• _Task to carry out_: Select from the data all lines with the word "this".

• _Provided material_:

------------------------------------------------

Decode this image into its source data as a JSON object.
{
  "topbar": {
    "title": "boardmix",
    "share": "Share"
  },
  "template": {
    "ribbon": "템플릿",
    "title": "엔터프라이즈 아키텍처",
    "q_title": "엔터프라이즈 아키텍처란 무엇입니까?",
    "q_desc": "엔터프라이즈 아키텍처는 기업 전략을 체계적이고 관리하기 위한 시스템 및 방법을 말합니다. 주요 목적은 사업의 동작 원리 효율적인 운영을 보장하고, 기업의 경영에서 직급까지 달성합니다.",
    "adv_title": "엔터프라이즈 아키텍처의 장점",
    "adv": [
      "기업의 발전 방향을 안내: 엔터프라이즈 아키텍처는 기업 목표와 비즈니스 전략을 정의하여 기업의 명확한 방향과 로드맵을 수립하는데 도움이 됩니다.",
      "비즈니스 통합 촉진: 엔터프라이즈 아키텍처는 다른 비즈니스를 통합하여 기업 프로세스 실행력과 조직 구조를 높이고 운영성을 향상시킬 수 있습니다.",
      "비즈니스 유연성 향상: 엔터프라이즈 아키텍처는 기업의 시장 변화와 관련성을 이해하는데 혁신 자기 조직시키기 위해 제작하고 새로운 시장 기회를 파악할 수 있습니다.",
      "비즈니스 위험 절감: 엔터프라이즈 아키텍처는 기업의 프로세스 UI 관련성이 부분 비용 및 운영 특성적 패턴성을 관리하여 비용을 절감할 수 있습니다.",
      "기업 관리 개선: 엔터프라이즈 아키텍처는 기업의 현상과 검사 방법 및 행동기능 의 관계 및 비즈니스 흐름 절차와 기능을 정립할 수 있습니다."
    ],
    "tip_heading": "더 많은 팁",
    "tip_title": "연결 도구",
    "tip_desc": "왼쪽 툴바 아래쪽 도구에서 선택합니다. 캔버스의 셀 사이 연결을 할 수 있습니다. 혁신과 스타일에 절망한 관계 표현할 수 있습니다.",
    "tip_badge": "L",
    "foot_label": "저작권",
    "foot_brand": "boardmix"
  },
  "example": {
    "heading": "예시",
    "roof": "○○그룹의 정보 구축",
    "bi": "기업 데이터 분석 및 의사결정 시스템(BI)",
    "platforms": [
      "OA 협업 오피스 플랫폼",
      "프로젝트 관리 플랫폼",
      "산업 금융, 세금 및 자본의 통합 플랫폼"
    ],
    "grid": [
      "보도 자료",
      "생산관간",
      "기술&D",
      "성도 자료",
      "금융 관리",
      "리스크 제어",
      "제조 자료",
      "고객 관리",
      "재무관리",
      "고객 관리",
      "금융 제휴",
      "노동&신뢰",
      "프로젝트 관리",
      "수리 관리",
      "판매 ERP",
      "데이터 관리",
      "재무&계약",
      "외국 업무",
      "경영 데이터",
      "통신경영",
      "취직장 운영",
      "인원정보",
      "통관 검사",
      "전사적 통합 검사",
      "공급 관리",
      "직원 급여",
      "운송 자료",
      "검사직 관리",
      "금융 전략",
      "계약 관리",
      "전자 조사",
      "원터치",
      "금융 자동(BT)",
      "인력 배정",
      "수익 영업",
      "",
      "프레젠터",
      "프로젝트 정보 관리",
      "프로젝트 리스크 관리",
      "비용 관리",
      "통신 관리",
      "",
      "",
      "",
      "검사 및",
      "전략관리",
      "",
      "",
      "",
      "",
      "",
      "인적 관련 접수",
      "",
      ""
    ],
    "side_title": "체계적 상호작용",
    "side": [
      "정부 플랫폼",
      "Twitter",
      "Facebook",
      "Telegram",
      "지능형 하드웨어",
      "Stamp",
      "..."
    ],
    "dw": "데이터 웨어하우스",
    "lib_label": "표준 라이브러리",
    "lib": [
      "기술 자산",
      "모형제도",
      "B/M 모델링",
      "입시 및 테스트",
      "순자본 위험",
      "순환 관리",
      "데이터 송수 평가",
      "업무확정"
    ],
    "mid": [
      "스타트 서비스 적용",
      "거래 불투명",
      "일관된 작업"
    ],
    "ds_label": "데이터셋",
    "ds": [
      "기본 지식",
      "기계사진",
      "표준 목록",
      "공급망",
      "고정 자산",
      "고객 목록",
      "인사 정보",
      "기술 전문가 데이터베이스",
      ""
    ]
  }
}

------------------------------------------------

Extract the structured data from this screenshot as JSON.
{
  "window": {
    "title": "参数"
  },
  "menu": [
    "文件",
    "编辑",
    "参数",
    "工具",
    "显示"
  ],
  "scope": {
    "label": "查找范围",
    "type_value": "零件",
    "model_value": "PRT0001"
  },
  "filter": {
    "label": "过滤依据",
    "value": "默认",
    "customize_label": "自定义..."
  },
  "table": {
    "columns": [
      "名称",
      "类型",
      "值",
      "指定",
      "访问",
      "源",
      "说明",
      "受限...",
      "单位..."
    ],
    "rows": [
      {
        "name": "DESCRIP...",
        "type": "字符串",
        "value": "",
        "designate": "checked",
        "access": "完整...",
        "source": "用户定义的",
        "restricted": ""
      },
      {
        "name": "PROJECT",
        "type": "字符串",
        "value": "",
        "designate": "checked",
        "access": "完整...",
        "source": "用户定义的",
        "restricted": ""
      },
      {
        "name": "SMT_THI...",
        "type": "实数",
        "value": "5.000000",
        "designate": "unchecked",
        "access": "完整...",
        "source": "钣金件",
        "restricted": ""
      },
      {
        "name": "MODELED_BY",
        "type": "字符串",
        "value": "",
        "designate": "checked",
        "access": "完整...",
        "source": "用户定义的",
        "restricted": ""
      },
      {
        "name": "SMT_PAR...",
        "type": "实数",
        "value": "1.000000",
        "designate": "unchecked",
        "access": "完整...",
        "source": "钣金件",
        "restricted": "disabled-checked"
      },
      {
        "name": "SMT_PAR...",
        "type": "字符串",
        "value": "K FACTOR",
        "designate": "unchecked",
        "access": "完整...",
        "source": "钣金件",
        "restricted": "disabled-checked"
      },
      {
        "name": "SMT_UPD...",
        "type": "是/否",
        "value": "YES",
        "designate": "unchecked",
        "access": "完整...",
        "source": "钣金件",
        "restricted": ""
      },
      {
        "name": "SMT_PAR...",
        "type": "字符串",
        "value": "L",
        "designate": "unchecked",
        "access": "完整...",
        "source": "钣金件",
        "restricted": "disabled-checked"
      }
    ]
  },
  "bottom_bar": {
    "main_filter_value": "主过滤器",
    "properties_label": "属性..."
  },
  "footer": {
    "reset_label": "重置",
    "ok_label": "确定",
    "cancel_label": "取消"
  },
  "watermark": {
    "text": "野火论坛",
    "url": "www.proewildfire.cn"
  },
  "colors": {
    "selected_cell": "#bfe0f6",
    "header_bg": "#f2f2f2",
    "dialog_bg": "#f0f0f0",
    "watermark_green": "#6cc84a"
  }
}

------------------------------------------------

• _Result of the exercise_:
Decode this image into its source data as a JSON object.
Extract the structured data from this screenshot as JSON.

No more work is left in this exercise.